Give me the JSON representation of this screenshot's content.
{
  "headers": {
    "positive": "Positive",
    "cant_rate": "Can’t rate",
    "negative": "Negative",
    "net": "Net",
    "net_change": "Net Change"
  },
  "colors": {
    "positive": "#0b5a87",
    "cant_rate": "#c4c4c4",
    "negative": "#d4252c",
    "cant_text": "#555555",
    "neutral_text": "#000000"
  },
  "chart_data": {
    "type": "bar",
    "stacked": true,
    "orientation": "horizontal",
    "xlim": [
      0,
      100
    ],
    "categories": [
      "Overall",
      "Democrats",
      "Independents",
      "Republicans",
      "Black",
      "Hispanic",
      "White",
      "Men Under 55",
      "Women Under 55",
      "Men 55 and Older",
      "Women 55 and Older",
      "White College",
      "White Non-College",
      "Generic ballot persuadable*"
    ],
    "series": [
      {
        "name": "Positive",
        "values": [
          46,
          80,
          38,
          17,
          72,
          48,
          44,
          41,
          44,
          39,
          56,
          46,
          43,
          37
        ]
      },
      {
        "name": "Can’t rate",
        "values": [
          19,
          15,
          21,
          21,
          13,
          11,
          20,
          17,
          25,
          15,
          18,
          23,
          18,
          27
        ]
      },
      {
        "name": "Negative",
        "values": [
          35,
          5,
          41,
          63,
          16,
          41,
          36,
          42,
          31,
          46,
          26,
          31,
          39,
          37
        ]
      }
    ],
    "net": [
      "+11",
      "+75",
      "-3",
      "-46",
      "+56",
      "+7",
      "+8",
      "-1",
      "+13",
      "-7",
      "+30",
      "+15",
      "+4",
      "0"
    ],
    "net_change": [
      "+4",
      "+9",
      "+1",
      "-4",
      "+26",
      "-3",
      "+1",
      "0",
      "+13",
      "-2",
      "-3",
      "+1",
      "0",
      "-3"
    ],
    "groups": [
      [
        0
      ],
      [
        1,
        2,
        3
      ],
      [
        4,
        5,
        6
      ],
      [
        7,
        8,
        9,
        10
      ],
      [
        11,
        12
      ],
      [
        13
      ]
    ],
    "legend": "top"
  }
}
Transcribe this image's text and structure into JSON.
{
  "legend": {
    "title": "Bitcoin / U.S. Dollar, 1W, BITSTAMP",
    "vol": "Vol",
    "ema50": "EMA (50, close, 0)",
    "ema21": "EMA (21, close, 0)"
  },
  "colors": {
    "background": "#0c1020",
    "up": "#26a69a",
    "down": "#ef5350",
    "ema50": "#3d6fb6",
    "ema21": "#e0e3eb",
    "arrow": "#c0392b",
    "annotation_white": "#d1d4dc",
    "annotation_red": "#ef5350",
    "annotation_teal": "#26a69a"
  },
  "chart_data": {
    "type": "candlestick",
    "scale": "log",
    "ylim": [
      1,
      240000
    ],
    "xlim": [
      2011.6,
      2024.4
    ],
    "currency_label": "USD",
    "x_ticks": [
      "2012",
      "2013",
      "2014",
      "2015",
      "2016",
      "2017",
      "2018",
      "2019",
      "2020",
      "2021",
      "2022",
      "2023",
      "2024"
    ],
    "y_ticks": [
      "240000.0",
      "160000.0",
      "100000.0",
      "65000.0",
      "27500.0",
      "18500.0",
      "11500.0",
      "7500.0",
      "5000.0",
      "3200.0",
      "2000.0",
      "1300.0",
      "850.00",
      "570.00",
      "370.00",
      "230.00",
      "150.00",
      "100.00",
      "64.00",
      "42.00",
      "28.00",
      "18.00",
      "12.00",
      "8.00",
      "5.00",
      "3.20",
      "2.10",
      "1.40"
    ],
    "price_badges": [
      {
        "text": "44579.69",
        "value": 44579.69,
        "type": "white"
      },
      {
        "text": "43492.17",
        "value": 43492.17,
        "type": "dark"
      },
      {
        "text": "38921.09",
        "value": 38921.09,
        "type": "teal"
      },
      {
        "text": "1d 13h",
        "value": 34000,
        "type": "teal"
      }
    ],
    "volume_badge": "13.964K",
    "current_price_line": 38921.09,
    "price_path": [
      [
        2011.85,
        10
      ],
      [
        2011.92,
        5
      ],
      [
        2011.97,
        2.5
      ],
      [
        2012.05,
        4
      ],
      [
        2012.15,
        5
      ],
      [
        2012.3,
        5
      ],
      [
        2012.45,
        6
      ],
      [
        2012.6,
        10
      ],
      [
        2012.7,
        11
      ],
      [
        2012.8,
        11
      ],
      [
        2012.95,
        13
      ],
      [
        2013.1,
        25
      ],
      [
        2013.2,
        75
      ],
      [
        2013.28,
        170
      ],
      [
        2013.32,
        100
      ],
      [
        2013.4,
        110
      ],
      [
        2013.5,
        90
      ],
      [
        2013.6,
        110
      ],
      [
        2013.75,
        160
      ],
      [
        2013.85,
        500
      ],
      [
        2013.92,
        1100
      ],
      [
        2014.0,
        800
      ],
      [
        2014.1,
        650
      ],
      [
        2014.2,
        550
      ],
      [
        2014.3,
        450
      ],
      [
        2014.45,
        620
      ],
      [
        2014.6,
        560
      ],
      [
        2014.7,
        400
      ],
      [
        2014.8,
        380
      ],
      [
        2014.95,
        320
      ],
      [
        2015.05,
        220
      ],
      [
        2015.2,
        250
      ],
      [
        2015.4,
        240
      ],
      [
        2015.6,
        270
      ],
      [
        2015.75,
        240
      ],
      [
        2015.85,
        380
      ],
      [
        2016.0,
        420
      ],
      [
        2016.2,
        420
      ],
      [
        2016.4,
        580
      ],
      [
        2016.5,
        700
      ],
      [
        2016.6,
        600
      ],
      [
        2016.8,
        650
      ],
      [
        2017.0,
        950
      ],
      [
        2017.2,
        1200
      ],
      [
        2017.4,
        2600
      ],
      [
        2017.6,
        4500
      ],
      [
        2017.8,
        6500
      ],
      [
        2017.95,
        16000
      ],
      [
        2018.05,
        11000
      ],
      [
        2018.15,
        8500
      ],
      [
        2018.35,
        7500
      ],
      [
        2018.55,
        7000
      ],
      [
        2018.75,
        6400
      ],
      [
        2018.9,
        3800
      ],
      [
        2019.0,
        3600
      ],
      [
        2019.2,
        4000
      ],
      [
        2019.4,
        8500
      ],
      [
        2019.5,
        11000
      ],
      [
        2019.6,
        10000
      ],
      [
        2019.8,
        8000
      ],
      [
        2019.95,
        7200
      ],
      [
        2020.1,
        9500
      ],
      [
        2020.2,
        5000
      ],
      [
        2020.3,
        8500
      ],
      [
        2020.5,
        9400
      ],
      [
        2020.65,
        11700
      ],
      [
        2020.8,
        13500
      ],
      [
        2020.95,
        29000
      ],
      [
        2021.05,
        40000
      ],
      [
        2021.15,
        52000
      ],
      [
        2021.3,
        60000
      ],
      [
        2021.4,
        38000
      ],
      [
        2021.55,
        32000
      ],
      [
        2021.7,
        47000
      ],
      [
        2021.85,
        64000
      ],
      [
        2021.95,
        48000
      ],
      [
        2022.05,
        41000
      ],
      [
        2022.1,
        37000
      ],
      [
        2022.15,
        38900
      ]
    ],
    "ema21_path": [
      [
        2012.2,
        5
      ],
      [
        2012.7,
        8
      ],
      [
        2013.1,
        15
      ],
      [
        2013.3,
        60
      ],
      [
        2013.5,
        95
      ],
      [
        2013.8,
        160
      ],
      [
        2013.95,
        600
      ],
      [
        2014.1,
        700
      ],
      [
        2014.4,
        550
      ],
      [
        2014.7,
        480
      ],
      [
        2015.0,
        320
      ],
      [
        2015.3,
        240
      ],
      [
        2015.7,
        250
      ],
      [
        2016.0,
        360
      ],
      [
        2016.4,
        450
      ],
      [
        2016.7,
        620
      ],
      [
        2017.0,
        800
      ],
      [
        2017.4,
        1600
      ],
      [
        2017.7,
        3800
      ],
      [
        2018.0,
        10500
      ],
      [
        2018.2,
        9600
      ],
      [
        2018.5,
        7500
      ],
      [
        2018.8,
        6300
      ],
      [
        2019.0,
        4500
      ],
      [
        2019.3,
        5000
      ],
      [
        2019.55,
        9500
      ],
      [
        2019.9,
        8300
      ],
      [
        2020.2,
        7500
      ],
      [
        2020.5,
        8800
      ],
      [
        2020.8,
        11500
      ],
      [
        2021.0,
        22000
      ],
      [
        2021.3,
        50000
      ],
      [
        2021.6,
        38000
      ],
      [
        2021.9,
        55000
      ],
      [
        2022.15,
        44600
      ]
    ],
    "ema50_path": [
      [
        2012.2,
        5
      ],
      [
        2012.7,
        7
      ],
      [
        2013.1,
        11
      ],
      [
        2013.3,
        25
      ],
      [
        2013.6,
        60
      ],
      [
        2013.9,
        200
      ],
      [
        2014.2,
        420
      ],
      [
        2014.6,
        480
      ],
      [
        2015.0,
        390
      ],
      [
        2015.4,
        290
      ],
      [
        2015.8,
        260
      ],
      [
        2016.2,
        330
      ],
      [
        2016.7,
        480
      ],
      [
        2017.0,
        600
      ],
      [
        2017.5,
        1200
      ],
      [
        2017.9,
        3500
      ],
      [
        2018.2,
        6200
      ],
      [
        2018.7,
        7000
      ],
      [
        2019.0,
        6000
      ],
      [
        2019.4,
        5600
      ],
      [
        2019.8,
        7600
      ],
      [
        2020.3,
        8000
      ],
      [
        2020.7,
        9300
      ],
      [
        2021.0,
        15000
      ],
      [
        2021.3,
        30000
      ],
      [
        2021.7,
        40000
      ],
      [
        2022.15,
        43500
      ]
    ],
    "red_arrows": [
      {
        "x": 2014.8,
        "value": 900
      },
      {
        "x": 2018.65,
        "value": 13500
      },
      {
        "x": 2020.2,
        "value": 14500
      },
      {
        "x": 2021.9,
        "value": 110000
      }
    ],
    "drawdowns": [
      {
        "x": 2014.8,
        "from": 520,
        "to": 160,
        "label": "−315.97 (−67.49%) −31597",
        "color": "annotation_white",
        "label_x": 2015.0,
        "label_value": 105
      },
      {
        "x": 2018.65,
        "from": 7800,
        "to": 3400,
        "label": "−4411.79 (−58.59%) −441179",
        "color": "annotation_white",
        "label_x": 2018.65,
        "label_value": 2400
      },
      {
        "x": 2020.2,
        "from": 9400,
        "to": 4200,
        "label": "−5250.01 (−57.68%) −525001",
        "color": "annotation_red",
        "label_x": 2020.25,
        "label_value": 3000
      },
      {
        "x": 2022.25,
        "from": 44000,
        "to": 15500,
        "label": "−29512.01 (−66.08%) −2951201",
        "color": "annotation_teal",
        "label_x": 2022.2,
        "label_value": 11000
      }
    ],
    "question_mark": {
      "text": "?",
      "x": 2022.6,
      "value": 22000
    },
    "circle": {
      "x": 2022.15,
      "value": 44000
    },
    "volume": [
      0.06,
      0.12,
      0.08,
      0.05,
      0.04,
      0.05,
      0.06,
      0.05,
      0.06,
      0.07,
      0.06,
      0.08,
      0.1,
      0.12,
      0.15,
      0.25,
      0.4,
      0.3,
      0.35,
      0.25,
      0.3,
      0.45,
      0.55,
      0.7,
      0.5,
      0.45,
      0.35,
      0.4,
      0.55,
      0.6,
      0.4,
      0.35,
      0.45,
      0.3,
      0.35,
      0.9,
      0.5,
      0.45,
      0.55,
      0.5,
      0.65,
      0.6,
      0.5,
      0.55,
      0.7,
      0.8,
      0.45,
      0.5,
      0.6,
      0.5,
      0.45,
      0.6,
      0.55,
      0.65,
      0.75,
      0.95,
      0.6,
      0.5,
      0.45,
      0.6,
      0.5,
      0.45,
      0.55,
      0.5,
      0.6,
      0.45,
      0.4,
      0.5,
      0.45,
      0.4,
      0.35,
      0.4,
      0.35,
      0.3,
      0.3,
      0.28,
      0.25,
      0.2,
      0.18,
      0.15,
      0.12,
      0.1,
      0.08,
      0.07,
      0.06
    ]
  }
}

# OBJECTIVE:
Return all lines with the word "close" in them.

# OUTPUT OF THE TASK:
    "ema50": "EMA (50, close, 0)",
    "ema21": "EMA (21, close, 0)"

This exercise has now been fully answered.